▶ **Set problem**
Reproduce every entry exactly, without alteration.

§ §

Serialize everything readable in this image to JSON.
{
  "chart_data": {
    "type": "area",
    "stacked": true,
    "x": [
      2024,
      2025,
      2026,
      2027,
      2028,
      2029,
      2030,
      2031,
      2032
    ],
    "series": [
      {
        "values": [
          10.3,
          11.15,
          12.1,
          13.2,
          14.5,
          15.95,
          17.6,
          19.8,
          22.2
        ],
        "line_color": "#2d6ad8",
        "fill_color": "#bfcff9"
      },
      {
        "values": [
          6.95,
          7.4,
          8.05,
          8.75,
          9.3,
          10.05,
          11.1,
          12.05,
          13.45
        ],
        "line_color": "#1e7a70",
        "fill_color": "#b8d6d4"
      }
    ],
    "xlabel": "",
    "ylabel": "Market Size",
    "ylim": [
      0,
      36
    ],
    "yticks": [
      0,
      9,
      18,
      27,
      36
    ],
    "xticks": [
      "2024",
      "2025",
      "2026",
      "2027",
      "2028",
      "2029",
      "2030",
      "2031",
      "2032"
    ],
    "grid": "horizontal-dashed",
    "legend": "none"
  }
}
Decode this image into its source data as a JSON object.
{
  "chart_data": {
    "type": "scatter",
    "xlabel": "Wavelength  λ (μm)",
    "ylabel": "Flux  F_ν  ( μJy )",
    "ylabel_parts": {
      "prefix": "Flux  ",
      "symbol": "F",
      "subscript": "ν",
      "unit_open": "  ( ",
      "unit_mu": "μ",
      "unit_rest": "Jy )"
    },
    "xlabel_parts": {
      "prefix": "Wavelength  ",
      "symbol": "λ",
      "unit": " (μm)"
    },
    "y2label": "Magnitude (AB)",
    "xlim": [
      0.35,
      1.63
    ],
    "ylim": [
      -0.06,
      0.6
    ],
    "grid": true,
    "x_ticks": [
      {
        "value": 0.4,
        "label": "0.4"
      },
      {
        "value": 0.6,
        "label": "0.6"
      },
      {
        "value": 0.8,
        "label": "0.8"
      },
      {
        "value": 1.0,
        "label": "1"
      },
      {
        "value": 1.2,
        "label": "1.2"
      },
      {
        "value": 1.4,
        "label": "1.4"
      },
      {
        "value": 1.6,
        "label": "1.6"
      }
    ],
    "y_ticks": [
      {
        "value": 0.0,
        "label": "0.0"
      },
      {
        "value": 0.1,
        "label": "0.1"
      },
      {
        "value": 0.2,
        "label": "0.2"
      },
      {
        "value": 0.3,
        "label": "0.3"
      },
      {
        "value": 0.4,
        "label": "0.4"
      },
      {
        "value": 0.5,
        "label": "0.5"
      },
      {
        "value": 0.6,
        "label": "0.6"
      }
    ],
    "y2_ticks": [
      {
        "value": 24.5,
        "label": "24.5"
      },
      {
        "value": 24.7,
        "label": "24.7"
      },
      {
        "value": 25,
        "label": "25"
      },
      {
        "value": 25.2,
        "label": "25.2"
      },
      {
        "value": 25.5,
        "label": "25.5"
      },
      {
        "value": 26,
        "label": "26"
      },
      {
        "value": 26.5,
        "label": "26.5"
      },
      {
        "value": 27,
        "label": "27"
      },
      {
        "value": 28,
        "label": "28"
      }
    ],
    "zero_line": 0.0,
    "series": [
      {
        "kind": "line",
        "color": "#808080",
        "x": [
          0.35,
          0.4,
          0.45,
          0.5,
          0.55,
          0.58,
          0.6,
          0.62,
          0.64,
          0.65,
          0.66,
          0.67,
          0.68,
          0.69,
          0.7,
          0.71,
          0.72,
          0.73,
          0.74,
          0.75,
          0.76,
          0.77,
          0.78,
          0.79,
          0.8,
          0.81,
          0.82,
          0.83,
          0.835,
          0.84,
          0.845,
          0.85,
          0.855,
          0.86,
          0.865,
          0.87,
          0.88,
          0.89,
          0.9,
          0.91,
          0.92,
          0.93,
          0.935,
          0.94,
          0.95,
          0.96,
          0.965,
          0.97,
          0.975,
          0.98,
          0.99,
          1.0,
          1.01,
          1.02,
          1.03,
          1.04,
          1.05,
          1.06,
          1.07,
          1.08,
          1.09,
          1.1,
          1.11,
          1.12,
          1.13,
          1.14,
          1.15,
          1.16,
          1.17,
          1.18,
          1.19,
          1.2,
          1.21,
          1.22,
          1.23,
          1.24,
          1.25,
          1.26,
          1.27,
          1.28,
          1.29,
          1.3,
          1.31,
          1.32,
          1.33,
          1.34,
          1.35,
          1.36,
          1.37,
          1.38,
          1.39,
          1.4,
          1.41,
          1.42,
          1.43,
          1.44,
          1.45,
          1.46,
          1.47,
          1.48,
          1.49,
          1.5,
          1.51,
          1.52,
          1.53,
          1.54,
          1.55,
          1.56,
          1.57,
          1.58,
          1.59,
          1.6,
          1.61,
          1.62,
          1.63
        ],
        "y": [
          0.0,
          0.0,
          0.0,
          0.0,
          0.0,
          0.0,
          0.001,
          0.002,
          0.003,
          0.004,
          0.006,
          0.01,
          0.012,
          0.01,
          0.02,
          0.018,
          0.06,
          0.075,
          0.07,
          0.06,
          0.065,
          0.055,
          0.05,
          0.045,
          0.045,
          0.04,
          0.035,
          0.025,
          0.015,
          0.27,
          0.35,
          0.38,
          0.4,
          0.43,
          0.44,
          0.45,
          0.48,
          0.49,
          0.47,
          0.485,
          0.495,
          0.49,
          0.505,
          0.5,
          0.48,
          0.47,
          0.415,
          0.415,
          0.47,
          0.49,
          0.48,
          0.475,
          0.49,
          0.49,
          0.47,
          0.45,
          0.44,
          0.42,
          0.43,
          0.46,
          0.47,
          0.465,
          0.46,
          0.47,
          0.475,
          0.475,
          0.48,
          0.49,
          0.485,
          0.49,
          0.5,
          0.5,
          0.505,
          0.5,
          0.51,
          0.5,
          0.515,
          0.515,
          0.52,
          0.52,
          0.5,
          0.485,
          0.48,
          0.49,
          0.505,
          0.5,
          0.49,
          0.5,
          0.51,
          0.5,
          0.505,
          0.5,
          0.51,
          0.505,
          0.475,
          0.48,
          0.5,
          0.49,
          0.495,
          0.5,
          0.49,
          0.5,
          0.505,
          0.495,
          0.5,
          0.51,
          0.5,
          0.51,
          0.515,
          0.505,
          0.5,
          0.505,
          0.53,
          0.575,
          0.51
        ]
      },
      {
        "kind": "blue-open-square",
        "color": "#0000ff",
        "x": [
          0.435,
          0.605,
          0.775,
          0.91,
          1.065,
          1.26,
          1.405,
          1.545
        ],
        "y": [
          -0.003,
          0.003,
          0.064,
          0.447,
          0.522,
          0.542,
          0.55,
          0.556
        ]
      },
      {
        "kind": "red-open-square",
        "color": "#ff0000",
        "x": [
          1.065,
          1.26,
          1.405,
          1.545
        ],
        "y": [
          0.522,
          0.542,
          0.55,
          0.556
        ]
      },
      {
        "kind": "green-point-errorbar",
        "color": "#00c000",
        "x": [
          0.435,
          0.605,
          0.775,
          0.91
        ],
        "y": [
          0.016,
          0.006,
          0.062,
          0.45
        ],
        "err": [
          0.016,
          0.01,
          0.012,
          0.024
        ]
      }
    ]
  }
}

§ §

▶ **Written response**
Serialize everything readable in this image to JSON.
{
  "chart_data": {
    "type": "area",
    "stacked": true,
    "x": [
      2024,
      2025,
      2026,
      2027,
      2028,
      2029,
      2030,
      2031,
      2032
    ],
    "series": [
      {
        "values": [
          10.3,
          11.15,
          12.1,
          13.2,
          14.5,
          15.95,
          17.6,
          19.8,
          22.2
        ],
        "line_color": "#2d6ad8",
        "fill_color": "#bfcff9"
      },
      {
        "values": [
          6.95,
          7.4,
          8.05,
          8.75,
          9.3,
          10.05,
          11.1,
          12.05,
          13.45
        ],
        "line_color": "#1e7a70",
        "fill_color": "#b8d6d4"
      }
    ],
    "xlabel": "",
    "ylabel": "Market Size",
    "ylim": [
      0,
      36
    ],
    "yticks": [
      0,
      9,
      18,
      27,
      36
    ],
    "xticks": [
      "2024",
      "2025",
      "2026",
      "2027",
      "2028",
      "2029",
      "2030",
      "2031",
      "2032"
    ],
    "grid": "horizontal-dashed",
    "legend": "none"
  }
}
Decode this image into its source data as a JSON object.
{
  "chart_data": {
    "type": "scatter",
    "xlabel": "Wavelength  λ (μm)",
    "ylabel": "Flux  F_ν  ( μJy )",
    "ylabel_parts": {
      "prefix": "Flux  ",
      "symbol": "F",
      "subscript": "ν",
      "unit_open": "  ( ",
      "unit_mu": "μ",
      "unit_rest": "Jy )"
    },
    "xlabel_parts": {
      "prefix": "Wavelength  ",
      "symbol": "λ",
      "unit": " (μm)"
    },
    "y2label": "Magnitude (AB)",
    "xlim": [
      0.35,
      1.63
    ],
    "ylim": [
      -0.06,
      0.6
    ],
    "grid": true,
    "x_ticks": [
      {
        "value": 0.4,
        "label": "0.4"
      },
      {
        "value": 0.6,
        "label": "0.6"
      },
      {
        "value": 0.8,
        "label": "0.8"
      },
      {
        "value": 1.0,
        "label": "1"
      },
      {
        "value": 1.2,
        "label": "1.2"
      },
      {
        "value": 1.4,
        "label": "1.4"
      },
      {
        "value": 1.6,
        "label": "1.6"
      }
    ],
    "y_ticks": [
      {
        "value": 0.0,
        "label": "0.0"
      },
      {
        "value": 0.1,
        "label": "0.1"
      },
      {
        "value": 0.2,
        "label": "0.2"
      },
      {
        "value": 0.3,
        "label": "0.3"
      },
      {
        "value": 0.4,
        "label": "0.4"
      },
      {
        "value": 0.5,
        "label": "0.5"
      },
      {
        "value": 0.6,
        "label": "0.6"
      }
    ],
    "y2_ticks": [
      {
        "value": 24.5,
        "label": "24.5"
      },
      {
        "value": 24.7,
        "label": "24.7"
      },
      {
        "value": 25,
        "label": "25"
      },
      {
        "value": 25.2,
        "label": "25.2"
      },
      {
        "value": 25.5,
        "label": "25.5"
      },
      {
        "value": 26,
        "label": "26"
      },
      {
        "value": 26.5,
        "label": "26.5"
      },
      {
        "value": 27,
        "label": "27"
      },
      {
        "value": 28,
        "label": "28"
      }
    ],
    "zero_line": 0.0,
    "series": [
      {
        "kind": "line",
        "color": "#808080",
        "x": [
          0.35,
          0.4,
          0.45,
          0.5,
          0.55,
          0.58,
          0.6,
          0.62,
          0.64,
          0.65,
          0.66,
          0.67,
          0.68,
          0.69,
          0.7,
          0.71,
          0.72,
          0.73,
          0.74,
          0.75,
          0.76,
          0.77,
          0.78,
          0.79,
          0.8,
          0.81,
          0.82,
          0.83,
          0.835,
          0.84,
          0.845,
          0.85,
          0.855,
          0.86,
          0.865,
          0.87,
          0.88,
          0.89,
          0.9,
          0.91,
          0.92,
          0.93,
          0.935,
          0.94,
          0.95,
          0.96,
          0.965,
          0.97,
          0.975,
          0.98,
          0.99,
          1.0,
          1.01,
          1.02,
          1.03,
          1.04,
          1.05,
          1.06,
          1.07,
          1.08,
          1.09,
          1.1,
          1.11,
          1.12,
          1.13,
          1.14,
          1.15,
          1.16,
          1.17,
          1.18,
          1.19,
          1.2,
          1.21,
          1.22,
          1.23,
          1.24,
          1.25,
          1.26,
          1.27,
          1.28,
          1.29,
          1.3,
          1.31,
          1.32,
          1.33,
          1.34,
          1.35,
          1.36,
          1.37,
          1.38,
          1.39,
          1.4,
          1.41,
          1.42,
          1.43,
          1.44,
          1.45,
          1.46,
          1.47,
          1.48,
          1.49,
          1.5,
          1.51,
          1.52,
          1.53,
          1.54,
          1.55,
          1.56,
          1.57,
          1.58,
          1.59,
          1.6,
          1.61,
          1.62,
          1.63
        ],
        "y": [
          0.0,
          0.0,
          0.0,
          0.0,
          0.0,
          0.0,
          0.001,
          0.002,
          0.003,
          0.004,
          0.006,
          0.01,
          0.012,
          0.01,
          0.02,
          0.018,
          0.06,
          0.075,
          0.07,
          0.06,
          0.065,
          0.055,
          0.05,
          0.045,
          0.045,
          0.04,
          0.035,
          0.025,
          0.015,
          0.27,
          0.35,
          0.38,
          0.4,
          0.43,
          0.44,
          0.45,
          0.48,
          0.49,
          0.47,
          0.485,
          0.495,
          0.49,
          0.505,
          0.5,
          0.48,
          0.47,
          0.415,
          0.415,
          0.47,
          0.49,
          0.48,
          0.475,
          0.49,
          0.49,
          0.47,
          0.45,
          0.44,
          0.42,
          0.43,
          0.46,
          0.47,
          0.465,
          0.46,
          0.47,
          0.475,
          0.475,
          0.48,
          0.49,
          0.485,
          0.49,
          0.5,
          0.5,
          0.505,
          0.5,
          0.51,
          0.5,
          0.515,
          0.515,
          0.52,
          0.52,
          0.5,
          0.485,
          0.48,
          0.49,
          0.505,
          0.5,
          0.49,
          0.5,
          0.51,
          0.5,
          0.505,
          0.5,
          0.51,
          0.505,
          0.475,
          0.48,
          0.5,
          0.49,
          0.495,
          0.5,
          0.49,
          0.5,
          0.505,
          0.495,
          0.5,
          0.51,
          0.5,
          0.51,
          0.515,
          0.505,
          0.5,
          0.505,
          0.53,
          0.575,
          0.51
        ]
      },
      {
        "kind": "blue-open-square",
        "color": "#0000ff",
        "x": [
          0.435,
          0.605,
          0.775,
          0.91,
          1.065,
          1.26,
          1.405,
          1.545
        ],
        "y": [
          -0.003,
          0.003,
          0.064,
          0.447,
          0.522,
          0.542,
          0.55,
          0.556
        ]
      },
      {
        "kind": "red-open-square",
        "color": "#ff0000",
        "x": [
          1.065,
          1.26,
          1.405,
          1.545
        ],
        "y": [
          0.522,
          0.542,
          0.55,
          0.556
        ]
      },
      {
        "kind": "green-point-errorbar",
        "color": "#00c000",
        "x": [
          0.435,
          0.605,
          0.775,
          0.91
        ],
        "y": [
          0.016,
          0.006,
          0.062,
          0.45
        ],
        "err": [
          0.016,
          0.01,
          0.012,
          0.024
        ]
      }
    ]
  }
}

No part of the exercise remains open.